Element position data:
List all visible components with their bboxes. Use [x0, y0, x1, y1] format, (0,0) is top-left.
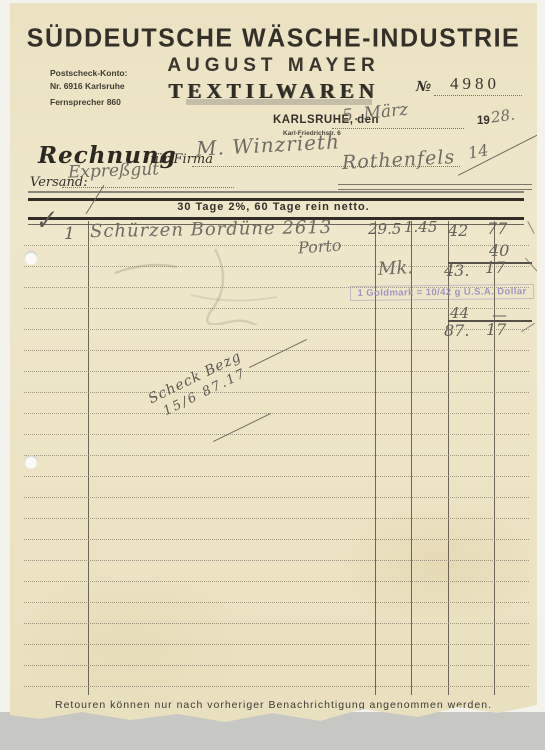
versand-underline [62, 187, 234, 188]
destination-name: Rothenfels [342, 146, 456, 174]
item-amount-pfennig: 77 [487, 219, 507, 238]
item-amount-mark: 42 [448, 221, 468, 240]
row-line [24, 455, 529, 456]
row-line [24, 539, 529, 540]
date-underline [332, 128, 464, 129]
divider-rule-top [28, 191, 524, 201]
postal-account-info: Postscheck-Konto: Nr. 6916 Karlsruhe Fer… [50, 67, 127, 108]
row-line [24, 581, 529, 582]
company-name: SÜDDEUTSCHE WÄSCHE-INDUSTRIE [10, 23, 537, 53]
pencil-flourish [521, 323, 535, 332]
punch-hole [24, 251, 38, 265]
phone-info: Fernsprecher 860 [50, 96, 127, 109]
row-line [24, 644, 529, 645]
destination-underline [338, 184, 532, 190]
total-mark: 87. [444, 321, 469, 340]
invoice-number-label: № [416, 79, 431, 95]
versand-value: Expreßgut [68, 159, 160, 182]
row-line [24, 518, 529, 519]
subtotal-mark: 43. [444, 261, 469, 280]
note-diagonal-stroke [213, 413, 271, 442]
invoice-number-underline [434, 95, 522, 96]
punch-hole [24, 455, 38, 469]
row-line [24, 602, 529, 603]
goldmark-stamp: 1 Goldmark = 10/42 g U.S.A. Dollar [350, 284, 534, 301]
row-line [24, 686, 529, 687]
item-unit-price: 1.45 [404, 218, 437, 236]
item-quantity: 29.5 [368, 220, 401, 238]
pencil-tick [527, 221, 534, 234]
subtotal-pfennig: 17 [485, 258, 505, 277]
check-mark: ✓ [32, 205, 58, 238]
customer-name: M. Winzrieth [195, 129, 340, 161]
row-line [24, 434, 529, 435]
postscheck-number: Nr. 6916 Karlsruhe [50, 80, 127, 93]
handwritten-year: 28. [490, 105, 516, 126]
row-line [24, 560, 529, 561]
scanner-background [0, 712, 545, 750]
invoice-number: 4980 [450, 74, 500, 94]
row-line [24, 476, 529, 477]
row-line [24, 497, 529, 498]
invoice-paper: SÜDDEUTSCHE WÄSCHE-INDUSTRIE AUGUST MAYE… [10, 3, 537, 726]
total-pfennig: 17 [486, 320, 506, 339]
row-line [24, 623, 529, 624]
pencil-note: Scheck Bezg 15/6 87.17 [146, 348, 252, 422]
row-line [24, 392, 529, 393]
row-line [24, 665, 529, 666]
row-line [24, 350, 529, 351]
currency-label: Mk. [377, 257, 413, 280]
year-printed: 19 [477, 115, 490, 127]
row-line [24, 371, 529, 372]
note-diagonal-stroke [249, 339, 307, 368]
row-line [24, 413, 529, 414]
footer-note: Retouren können nur nach vorheriger Bena… [10, 699, 537, 711]
postscheck-label: Postscheck-Konto: [50, 67, 127, 80]
position-number: 1 [64, 224, 75, 244]
faint-pencil-scribble [95, 235, 305, 325]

What you should do: Retype each line of the data above word for word, leaving out the picture.

Solution:
List all visible components with their bboxes. Use [x0, y0, x1, y1] format, (0,0) is top-left.
versand-underline [62, 187, 234, 188]
destination-name: Rothenfels [342, 146, 456, 174]
item-amount-pfennig: 77 [487, 219, 507, 238]
item-amount-mark: 42 [448, 221, 468, 240]
row-line [24, 455, 529, 456]
row-line [24, 539, 529, 540]
date-underline [332, 128, 464, 129]
divider-rule-top [28, 191, 524, 201]
postal-account-info: Postscheck-Konto: Nr. 6916 Karlsruhe Fer… [50, 67, 127, 108]
row-line [24, 581, 529, 582]
company-name: SÜDDEUTSCHE WÄSCHE-INDUSTRIE [10, 23, 537, 53]
pencil-flourish [521, 323, 535, 332]
punch-hole [24, 251, 38, 265]
phone-info: Fernsprecher 860 [50, 96, 127, 109]
row-line [24, 644, 529, 645]
destination-underline [338, 184, 532, 190]
total-mark: 87. [444, 321, 469, 340]
invoice-number-label: № [416, 79, 431, 95]
versand-value: Expreßgut [68, 159, 160, 182]
row-line [24, 518, 529, 519]
subtotal-mark: 43. [444, 261, 469, 280]
note-diagonal-stroke [213, 413, 271, 442]
invoice-number-underline [434, 95, 522, 96]
punch-hole [24, 455, 38, 469]
row-line [24, 602, 529, 603]
goldmark-stamp: 1 Goldmark = 10/42 g U.S.A. Dollar [350, 284, 534, 301]
row-line [24, 686, 529, 687]
item-unit-price: 1.45 [404, 218, 437, 236]
item-quantity: 29.5 [368, 220, 401, 238]
pencil-tick [527, 221, 534, 234]
subtotal-pfennig: 17 [485, 258, 505, 277]
check-mark: ✓ [32, 205, 58, 238]
customer-name: M. Winzrieth [195, 129, 340, 161]
row-line [24, 434, 529, 435]
postscheck-number: Nr. 6916 Karlsruhe [50, 80, 127, 93]
handwritten-year: 28. [490, 105, 516, 126]
row-line [24, 560, 529, 561]
scanner-background [0, 712, 545, 750]
invoice-number: 4980 [450, 74, 500, 94]
row-line [24, 476, 529, 477]
row-line [24, 497, 529, 498]
invoice-paper: SÜDDEUTSCHE WÄSCHE-INDUSTRIE AUGUST MAYE… [10, 3, 537, 726]
total-pfennig: 17 [486, 320, 506, 339]
row-line [24, 623, 529, 624]
pencil-note: Scheck Bezg 15/6 87.17 [146, 348, 252, 422]
row-line [24, 392, 529, 393]
row-line [24, 665, 529, 666]
row-line [24, 350, 529, 351]
currency-label: Mk. [377, 257, 413, 280]
year-printed: 19 [477, 115, 490, 127]
row-line [24, 371, 529, 372]
note-diagonal-stroke [249, 339, 307, 368]
row-line [24, 413, 529, 414]
footer-note: Retouren können nur nach vorheriger Bena… [10, 699, 537, 711]
postscheck-label: Postscheck-Konto: [50, 67, 127, 80]
position-number: 1 [64, 224, 75, 244]
faint-pencil-scribble [95, 235, 305, 325]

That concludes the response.